§ WHAT IS REQUIRED
Find every line in the records that holds the string "bisa". Copy each one.
------------------------------
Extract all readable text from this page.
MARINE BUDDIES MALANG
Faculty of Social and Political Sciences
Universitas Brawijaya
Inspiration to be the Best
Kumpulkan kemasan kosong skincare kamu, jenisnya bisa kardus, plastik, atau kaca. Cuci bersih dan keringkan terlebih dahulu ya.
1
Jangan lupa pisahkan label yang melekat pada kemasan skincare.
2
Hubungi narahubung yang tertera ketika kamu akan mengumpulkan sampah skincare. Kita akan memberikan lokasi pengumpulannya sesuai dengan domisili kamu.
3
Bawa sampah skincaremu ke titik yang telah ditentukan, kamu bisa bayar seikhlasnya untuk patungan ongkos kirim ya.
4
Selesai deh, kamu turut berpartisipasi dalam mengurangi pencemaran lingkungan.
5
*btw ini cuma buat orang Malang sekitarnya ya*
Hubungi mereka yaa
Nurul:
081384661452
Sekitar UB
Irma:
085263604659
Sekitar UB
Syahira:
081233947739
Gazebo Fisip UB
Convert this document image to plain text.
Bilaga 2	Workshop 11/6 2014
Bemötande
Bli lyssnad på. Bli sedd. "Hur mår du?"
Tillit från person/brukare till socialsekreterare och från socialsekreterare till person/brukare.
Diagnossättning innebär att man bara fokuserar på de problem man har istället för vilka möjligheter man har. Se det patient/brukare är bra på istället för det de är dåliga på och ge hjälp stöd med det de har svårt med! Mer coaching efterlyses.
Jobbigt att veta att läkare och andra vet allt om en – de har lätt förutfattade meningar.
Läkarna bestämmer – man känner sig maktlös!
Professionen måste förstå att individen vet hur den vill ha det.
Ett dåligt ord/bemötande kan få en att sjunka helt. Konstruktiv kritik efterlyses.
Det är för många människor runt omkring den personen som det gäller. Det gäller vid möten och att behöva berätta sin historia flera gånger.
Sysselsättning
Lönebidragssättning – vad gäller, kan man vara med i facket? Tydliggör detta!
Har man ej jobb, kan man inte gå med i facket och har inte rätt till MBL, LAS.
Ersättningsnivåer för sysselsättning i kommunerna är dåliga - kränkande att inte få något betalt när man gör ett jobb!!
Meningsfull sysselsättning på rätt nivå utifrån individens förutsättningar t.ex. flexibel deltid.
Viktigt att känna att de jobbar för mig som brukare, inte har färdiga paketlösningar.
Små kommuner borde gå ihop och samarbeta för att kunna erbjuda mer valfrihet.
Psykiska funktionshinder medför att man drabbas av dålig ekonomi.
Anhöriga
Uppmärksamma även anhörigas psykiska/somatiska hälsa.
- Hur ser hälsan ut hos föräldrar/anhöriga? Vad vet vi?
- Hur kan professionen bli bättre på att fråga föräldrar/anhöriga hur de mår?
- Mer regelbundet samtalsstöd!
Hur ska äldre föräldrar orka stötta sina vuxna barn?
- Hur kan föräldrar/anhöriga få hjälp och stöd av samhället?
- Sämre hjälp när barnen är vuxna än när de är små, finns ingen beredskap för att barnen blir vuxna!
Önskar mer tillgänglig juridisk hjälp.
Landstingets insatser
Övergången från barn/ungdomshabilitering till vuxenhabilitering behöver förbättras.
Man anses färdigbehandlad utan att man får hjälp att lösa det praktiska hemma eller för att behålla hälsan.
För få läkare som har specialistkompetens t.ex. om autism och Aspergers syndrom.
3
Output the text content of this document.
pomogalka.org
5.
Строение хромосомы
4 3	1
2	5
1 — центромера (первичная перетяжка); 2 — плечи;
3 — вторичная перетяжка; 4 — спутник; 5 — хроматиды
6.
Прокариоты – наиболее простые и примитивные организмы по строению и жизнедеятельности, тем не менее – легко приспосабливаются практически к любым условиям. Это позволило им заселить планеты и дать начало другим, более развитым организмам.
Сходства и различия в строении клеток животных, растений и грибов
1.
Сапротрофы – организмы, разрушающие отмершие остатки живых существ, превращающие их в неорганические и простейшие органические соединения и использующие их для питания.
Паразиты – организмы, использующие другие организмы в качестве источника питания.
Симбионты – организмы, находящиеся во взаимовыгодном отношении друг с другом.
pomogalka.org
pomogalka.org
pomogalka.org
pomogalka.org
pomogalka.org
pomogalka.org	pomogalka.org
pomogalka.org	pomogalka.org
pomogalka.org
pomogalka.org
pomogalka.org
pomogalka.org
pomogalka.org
------------------------------
§ TASK RESPONSE
Kumpulkan kemasan kosong skincare kamu, jenisnya bisa kardus, plastik, atau kaca. Cuci bersih dan keringkan terlebih dahulu ya.
Bawa sampah skincaremu ke titik yang telah ditentukan, kamu bisa bayar seikhlasnya untuk patungan ongkos kirim ya.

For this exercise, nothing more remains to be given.